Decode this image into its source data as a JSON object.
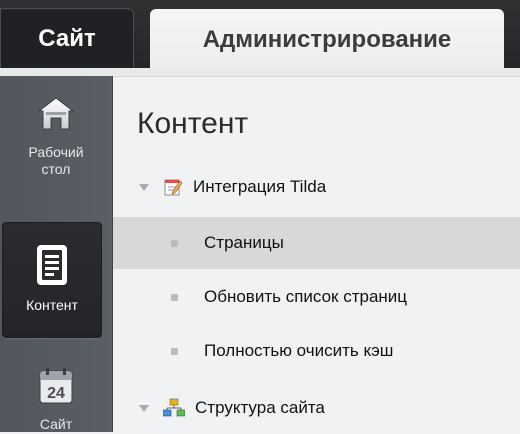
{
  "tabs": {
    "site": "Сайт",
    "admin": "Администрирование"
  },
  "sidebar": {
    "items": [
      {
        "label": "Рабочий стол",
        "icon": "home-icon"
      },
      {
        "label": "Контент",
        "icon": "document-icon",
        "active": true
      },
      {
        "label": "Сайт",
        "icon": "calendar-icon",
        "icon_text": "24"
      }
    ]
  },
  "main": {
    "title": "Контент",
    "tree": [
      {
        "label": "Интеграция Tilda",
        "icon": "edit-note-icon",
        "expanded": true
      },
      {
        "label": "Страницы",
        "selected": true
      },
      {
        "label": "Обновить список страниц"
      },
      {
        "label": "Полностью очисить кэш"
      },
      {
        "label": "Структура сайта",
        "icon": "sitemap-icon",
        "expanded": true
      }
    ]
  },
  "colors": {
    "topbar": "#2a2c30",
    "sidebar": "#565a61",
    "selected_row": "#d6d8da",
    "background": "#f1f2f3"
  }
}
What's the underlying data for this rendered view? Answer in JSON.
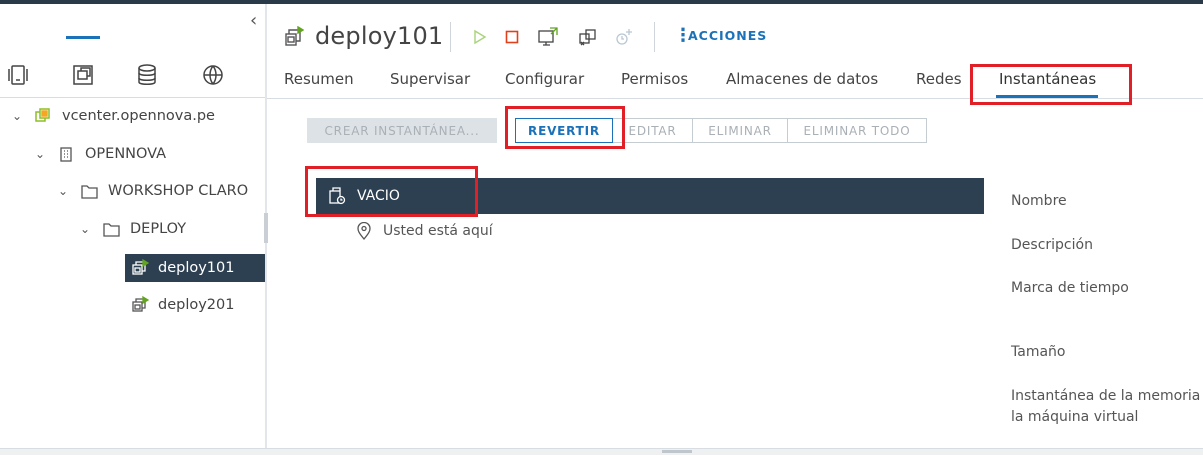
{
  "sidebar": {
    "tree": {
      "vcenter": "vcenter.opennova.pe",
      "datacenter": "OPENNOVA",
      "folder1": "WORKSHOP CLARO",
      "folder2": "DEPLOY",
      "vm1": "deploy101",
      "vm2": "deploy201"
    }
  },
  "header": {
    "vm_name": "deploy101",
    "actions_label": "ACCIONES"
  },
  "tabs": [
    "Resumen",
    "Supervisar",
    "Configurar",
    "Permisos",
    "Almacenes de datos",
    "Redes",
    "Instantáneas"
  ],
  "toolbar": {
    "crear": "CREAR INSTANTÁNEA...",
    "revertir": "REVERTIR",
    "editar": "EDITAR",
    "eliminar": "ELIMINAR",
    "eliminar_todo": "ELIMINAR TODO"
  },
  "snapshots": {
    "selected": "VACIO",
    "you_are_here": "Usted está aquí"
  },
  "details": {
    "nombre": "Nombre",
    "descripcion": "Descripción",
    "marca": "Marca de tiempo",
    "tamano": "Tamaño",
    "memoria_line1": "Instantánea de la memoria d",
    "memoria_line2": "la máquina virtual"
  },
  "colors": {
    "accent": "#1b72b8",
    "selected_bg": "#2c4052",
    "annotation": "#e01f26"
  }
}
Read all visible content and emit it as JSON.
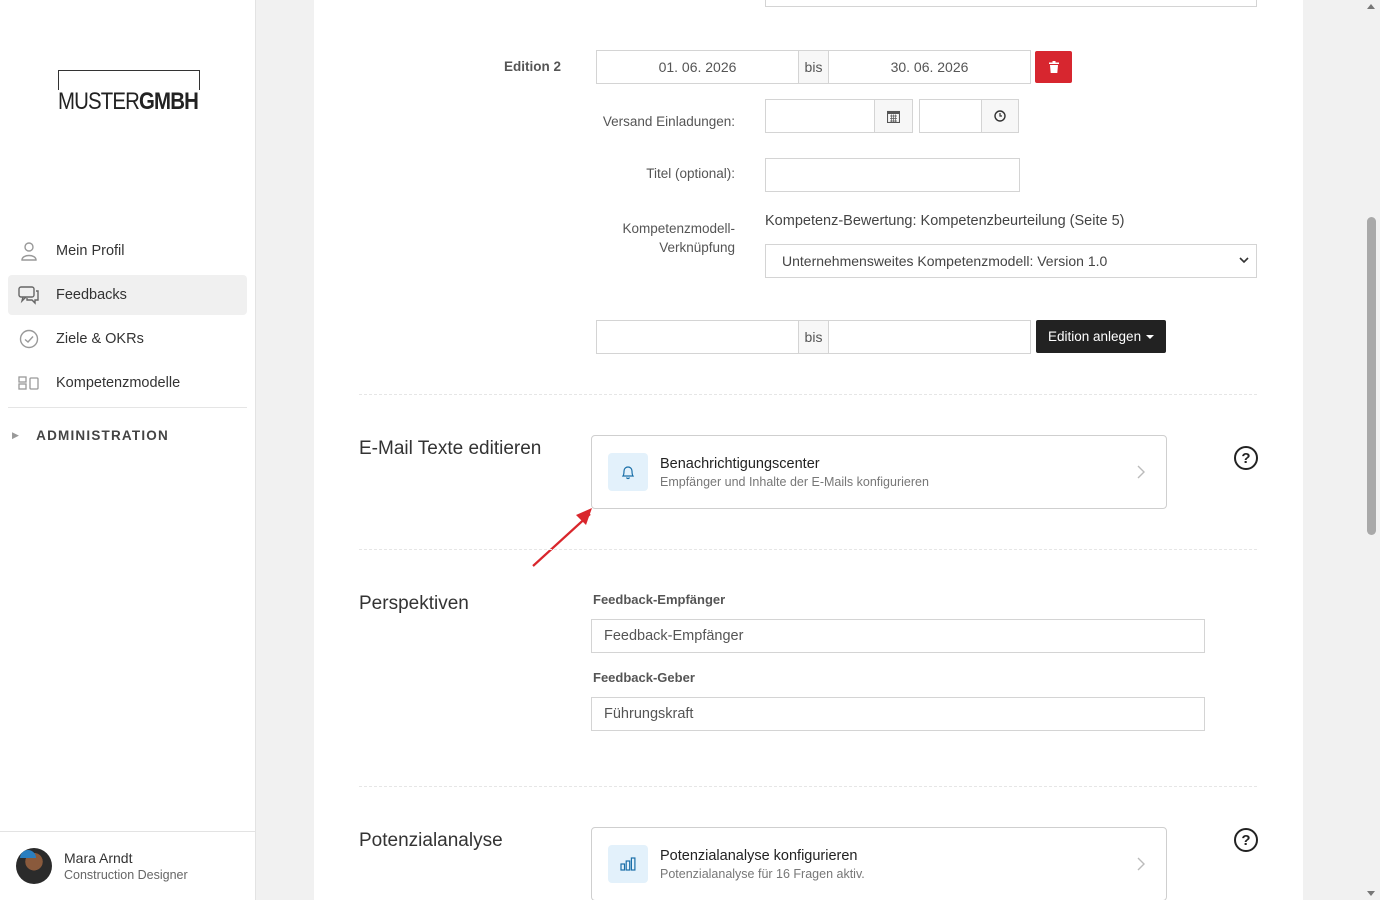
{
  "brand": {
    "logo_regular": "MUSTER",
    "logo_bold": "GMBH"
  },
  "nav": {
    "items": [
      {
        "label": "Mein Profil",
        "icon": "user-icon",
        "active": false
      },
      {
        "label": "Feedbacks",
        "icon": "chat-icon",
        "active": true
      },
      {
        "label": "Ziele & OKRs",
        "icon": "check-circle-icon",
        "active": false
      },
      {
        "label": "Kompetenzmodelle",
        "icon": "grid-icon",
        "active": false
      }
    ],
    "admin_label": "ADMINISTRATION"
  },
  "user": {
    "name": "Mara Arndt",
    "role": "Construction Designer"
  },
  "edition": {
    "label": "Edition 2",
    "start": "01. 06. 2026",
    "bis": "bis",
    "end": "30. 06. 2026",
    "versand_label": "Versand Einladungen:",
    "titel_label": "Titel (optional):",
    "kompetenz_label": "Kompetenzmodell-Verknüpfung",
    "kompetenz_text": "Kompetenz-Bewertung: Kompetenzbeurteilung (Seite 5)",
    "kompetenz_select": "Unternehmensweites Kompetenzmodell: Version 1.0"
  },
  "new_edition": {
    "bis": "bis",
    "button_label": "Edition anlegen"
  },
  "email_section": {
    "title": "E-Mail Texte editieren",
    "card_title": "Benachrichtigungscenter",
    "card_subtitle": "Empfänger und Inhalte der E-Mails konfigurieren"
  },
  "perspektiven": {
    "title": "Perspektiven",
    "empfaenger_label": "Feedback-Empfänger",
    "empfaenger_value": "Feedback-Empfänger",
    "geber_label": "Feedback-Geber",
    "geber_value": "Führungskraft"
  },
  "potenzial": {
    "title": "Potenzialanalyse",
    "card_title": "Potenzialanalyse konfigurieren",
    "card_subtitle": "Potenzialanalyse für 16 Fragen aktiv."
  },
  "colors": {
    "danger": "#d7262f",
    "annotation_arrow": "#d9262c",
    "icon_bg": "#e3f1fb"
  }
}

* [Objective]
Skip the pictures and transcribe the rest of the records exactly.

* [Full solution]
Decode this image into its source data as a JSON object.
{
  "tabs": {
    "site": "Сайт",
    "admin": "Администрирование"
  },
  "sidebar": {
    "items": [
      {
        "label": "Рабочий стол",
        "icon": "home-icon"
      },
      {
        "label": "Контент",
        "icon": "document-icon",
        "active": true
      },
      {
        "label": "Сайт",
        "icon": "calendar-icon",
        "icon_text": "24"
      }
    ]
  },
  "main": {
    "title": "Контент",
    "tree": [
      {
        "label": "Интеграция Tilda",
        "icon": "edit-note-icon",
        "expanded": true
      },
      {
        "label": "Страницы",
        "selected": true
      },
      {
        "label": "Обновить список страниц"
      },
      {
        "label": "Полностью очисить кэш"
      },
      {
        "label": "Структура сайта",
        "icon": "sitemap-icon",
        "expanded": true
      }
    ]
  },
  "colors": {
    "topbar": "#2a2c30",
    "sidebar": "#565a61",
    "selected_row": "#d6d8da",
    "background": "#f1f2f3"
  }
}
What's the underlying data for this rendered view? Answer in JSON.
{
  "sidebar": {
    "tree": {
      "vcenter": "vcenter.opennova.pe",
      "datacenter": "OPENNOVA",
      "folder1": "WORKSHOP CLARO",
      "folder2": "DEPLOY",
      "vm1": "deploy101",
      "vm2": "deploy201"
    }
  },
  "header": {
    "vm_name": "deploy101",
    "actions_label": "ACCIONES"
  },
  "tabs": [
    "Resumen",
    "Supervisar",
    "Configurar",
    "Permisos",
    "Almacenes de datos",
    "Redes",
    "Instantáneas"
  ],
  "toolbar": {
    "crear": "CREAR INSTANTÁNEA...",
    "revertir": "REVERTIR",
    "editar": "EDITAR",
    "eliminar": "ELIMINAR",
    "eliminar_todo": "ELIMINAR TODO"
  },
  "snapshots": {
    "selected": "VACIO",
    "you_are_here": "Usted está aquí"
  },
  "details": {
    "nombre": "Nombre",
    "descripcion": "Descripción",
    "marca": "Marca de tiempo",
    "tamano": "Tamaño",
    "memoria_line1": "Instantánea de la memoria d",
    "memoria_line2": "la máquina virtual"
  },
  "colors": {
    "accent": "#1b72b8",
    "selected_bg": "#2c4052",
    "annotation": "#e01f26"
  }
}
Read all visible content and emit it as JSON.
{
  "brand": {
    "logo_regular": "MUSTER",
    "logo_bold": "GMBH"
  },
  "nav": {
    "items": [
      {
        "label": "Mein Profil",
        "icon": "user-icon",
        "active": false
      },
      {
        "label": "Feedbacks",
        "icon": "chat-icon",
        "active": true
      },
      {
        "label": "Ziele & OKRs",
        "icon": "check-circle-icon",
        "active": false
      },
      {
        "label": "Kompetenzmodelle",
        "icon": "grid-icon",
        "active": false
      }
    ],
    "admin_label": "ADMINISTRATION"
  },
  "user": {
    "name": "Mara Arndt",
    "role": "Construction Designer"
  },
  "edition": {
    "label": "Edition 2",
    "start": "01. 06. 2026",
    "bis": "bis",
    "end": "30. 06. 2026",
    "versand_label": "Versand Einladungen:",
    "titel_label": "Titel (optional):",
    "kompetenz_label": "Kompetenzmodell-Verknüpfung",
    "kompetenz_text": "Kompetenz-Bewertung: Kompetenzbeurteilung (Seite 5)",
    "kompetenz_select": "Unternehmensweites Kompetenzmodell: Version 1.0"
  },
  "new_edition": {
    "bis": "bis",
    "button_label": "Edition anlegen"
  },
  "email_section": {
    "title": "E-Mail Texte editieren",
    "card_title": "Benachrichtigungscenter",
    "card_subtitle": "Empfänger und Inhalte der E-Mails konfigurieren"
  },
  "perspektiven": {
    "title": "Perspektiven",
    "empfaenger_label": "Feedback-Empfänger",
    "empfaenger_value": "Feedback-Empfänger",
    "geber_label": "Feedback-Geber",
    "geber_value": "Führungskraft"
  },
  "potenzial": {
    "title": "Potenzialanalyse",
    "card_title": "Potenzialanalyse konfigurieren",
    "card_subtitle": "Potenzialanalyse für 16 Fragen aktiv."
  },
  "colors": {
    "danger": "#d7262f",
    "annotation_arrow": "#d9262c",
    "icon_bg": "#e3f1fb"
  }
}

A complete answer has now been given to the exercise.